**TASK TO CARRY OUT:**
Write the material out again exactly as it stands.

**GIVEN INFORMATION:**
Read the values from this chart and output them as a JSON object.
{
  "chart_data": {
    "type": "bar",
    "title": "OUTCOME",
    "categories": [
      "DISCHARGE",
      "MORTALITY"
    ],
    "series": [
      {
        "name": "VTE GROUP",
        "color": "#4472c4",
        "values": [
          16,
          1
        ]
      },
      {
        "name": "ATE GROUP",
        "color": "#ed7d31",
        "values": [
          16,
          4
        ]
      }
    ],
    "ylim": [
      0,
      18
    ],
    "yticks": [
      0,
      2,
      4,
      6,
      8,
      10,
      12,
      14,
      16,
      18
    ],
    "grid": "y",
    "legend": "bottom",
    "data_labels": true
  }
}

**COMPLETE OUTPUT:**
Read the values from this chart and output them as a JSON object.
{
  "chart_data": {
    "type": "bar",
    "title": "OUTCOME",
    "categories": [
      "DISCHARGE",
      "MORTALITY"
    ],
    "series": [
      {
        "name": "VTE GROUP",
        "color": "#4472c4",
        "values": [
          16,
          1
        ]
      },
      {
        "name": "ATE GROUP",
        "color": "#ed7d31",
        "values": [
          16,
          4
        ]
      }
    ],
    "ylim": [
      0,
      18
    ],
    "yticks": [
      0,
      2,
      4,
      6,
      8,
      10,
      12,
      14,
      16,
      18
    ],
    "grid": "y",
    "legend": "bottom",
    "data_labels": true
  }
}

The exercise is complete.